SET TASK:
Sort through the data and copy the lines holding the word "期货收盘价".

DATASET:
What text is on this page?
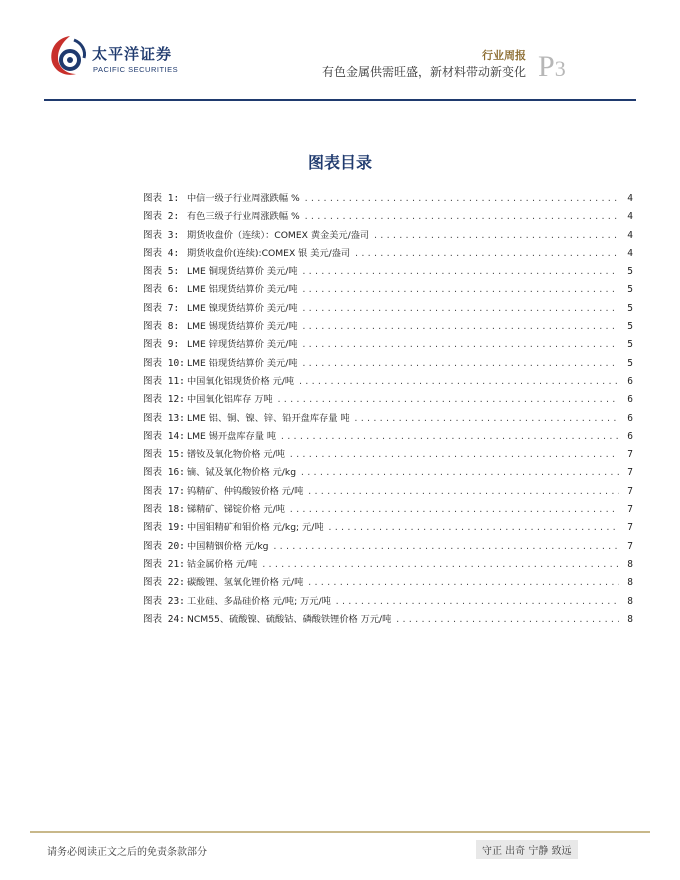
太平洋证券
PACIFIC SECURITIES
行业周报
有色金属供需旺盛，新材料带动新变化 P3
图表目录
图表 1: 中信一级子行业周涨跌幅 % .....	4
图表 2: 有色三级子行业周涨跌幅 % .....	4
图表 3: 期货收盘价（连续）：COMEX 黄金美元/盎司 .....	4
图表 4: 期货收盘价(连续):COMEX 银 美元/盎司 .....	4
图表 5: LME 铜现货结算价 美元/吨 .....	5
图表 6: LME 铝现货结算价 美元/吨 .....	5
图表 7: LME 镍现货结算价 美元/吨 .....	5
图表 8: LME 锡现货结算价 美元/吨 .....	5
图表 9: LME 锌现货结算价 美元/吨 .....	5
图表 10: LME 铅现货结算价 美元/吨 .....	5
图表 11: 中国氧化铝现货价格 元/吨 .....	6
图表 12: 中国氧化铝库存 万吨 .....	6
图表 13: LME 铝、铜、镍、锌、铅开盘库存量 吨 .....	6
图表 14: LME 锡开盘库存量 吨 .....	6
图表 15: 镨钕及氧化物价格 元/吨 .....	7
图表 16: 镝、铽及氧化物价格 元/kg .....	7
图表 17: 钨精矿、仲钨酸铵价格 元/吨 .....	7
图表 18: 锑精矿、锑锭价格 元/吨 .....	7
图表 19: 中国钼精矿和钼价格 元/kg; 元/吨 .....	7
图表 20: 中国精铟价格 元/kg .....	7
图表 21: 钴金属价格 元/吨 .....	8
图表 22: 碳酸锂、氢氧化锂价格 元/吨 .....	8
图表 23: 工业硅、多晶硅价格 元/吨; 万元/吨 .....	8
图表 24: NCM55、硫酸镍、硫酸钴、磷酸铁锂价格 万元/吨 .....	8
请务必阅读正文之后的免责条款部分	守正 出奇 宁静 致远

---

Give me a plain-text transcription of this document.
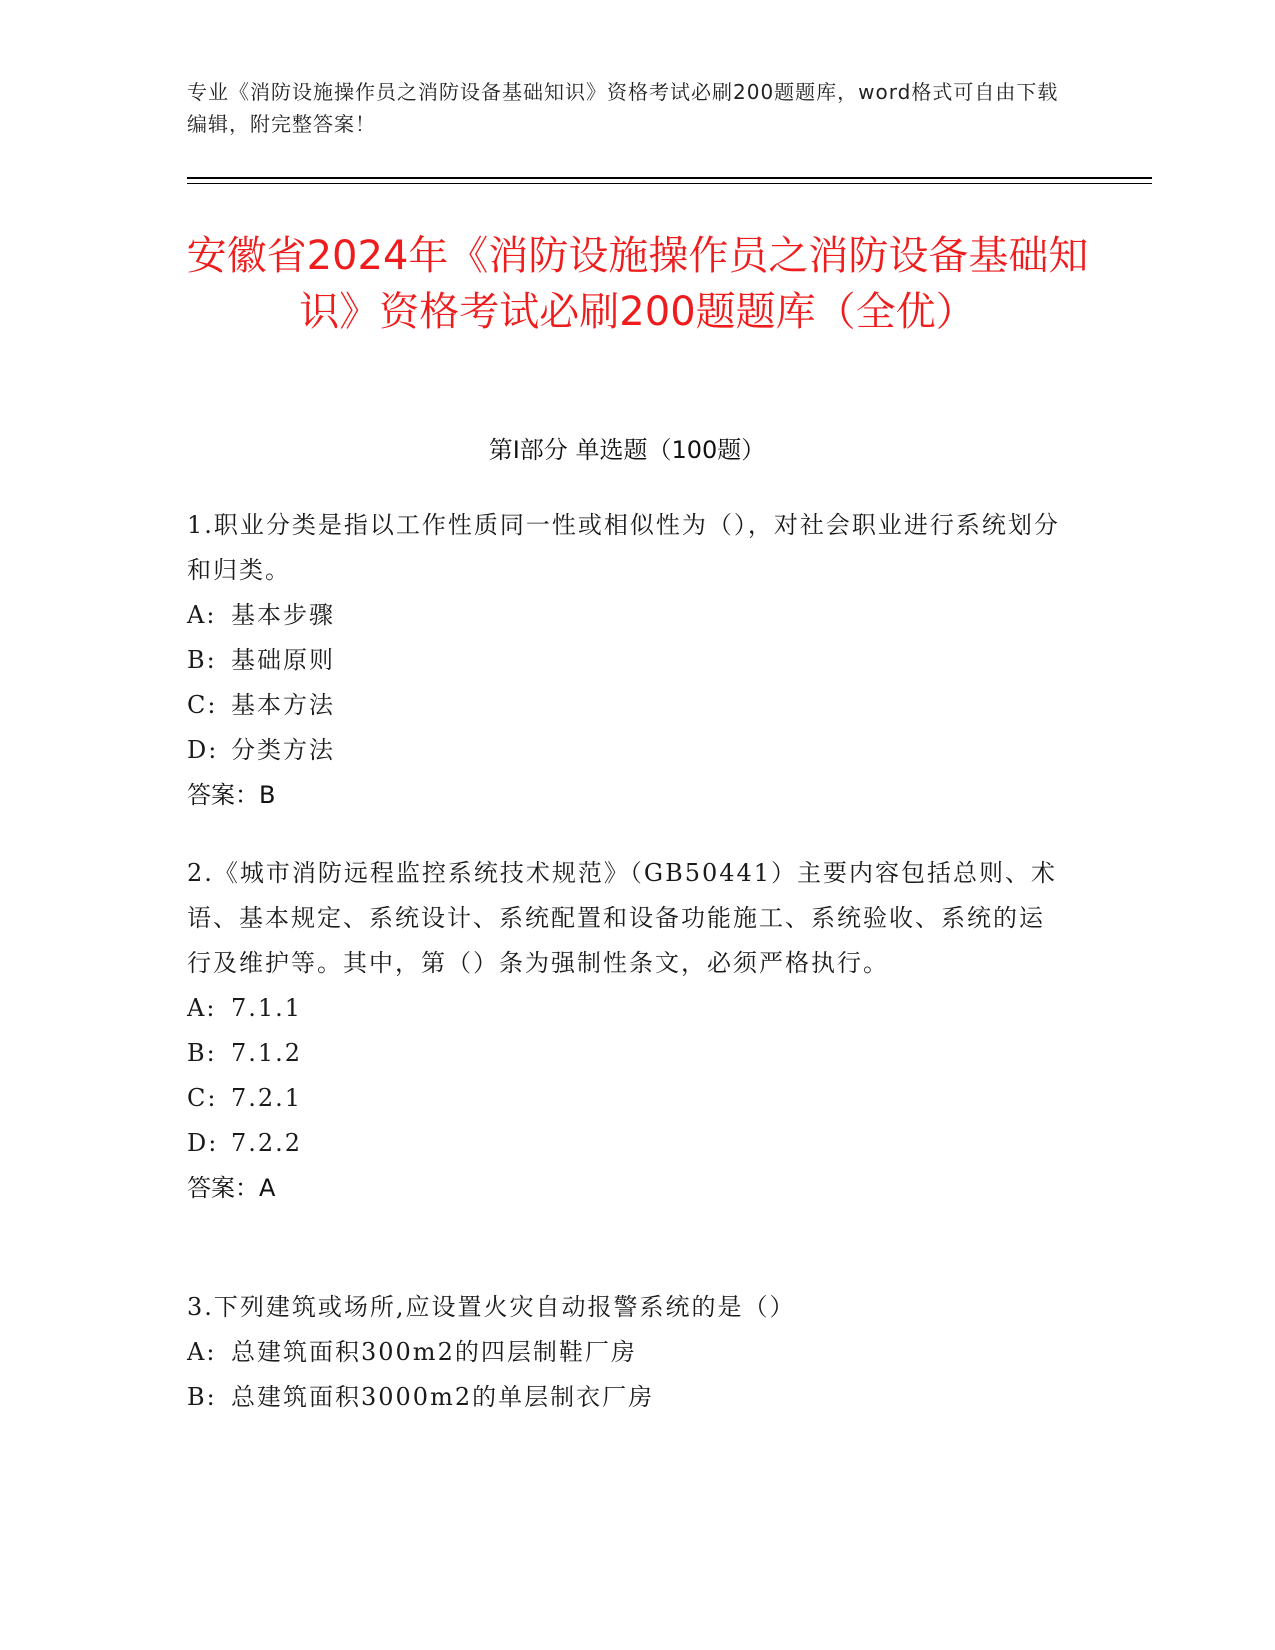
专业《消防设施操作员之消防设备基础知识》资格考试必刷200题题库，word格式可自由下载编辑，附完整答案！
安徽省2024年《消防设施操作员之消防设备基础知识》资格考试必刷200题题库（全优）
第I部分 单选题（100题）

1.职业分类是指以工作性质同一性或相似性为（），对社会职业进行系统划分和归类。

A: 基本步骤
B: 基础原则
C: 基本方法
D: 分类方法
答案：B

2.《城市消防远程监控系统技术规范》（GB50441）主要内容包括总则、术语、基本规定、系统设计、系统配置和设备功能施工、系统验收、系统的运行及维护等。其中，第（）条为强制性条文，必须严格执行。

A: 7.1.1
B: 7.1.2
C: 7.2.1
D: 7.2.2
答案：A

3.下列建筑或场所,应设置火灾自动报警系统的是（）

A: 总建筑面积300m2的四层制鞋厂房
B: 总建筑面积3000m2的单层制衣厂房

OUTPUT OF THE TASK:
图表 3: 期货收盘价（连续）：COMEX 黄金美元/盎司 .....	4
图表 4: 期货收盘价(连续):COMEX 银 美元/盎司 .....	4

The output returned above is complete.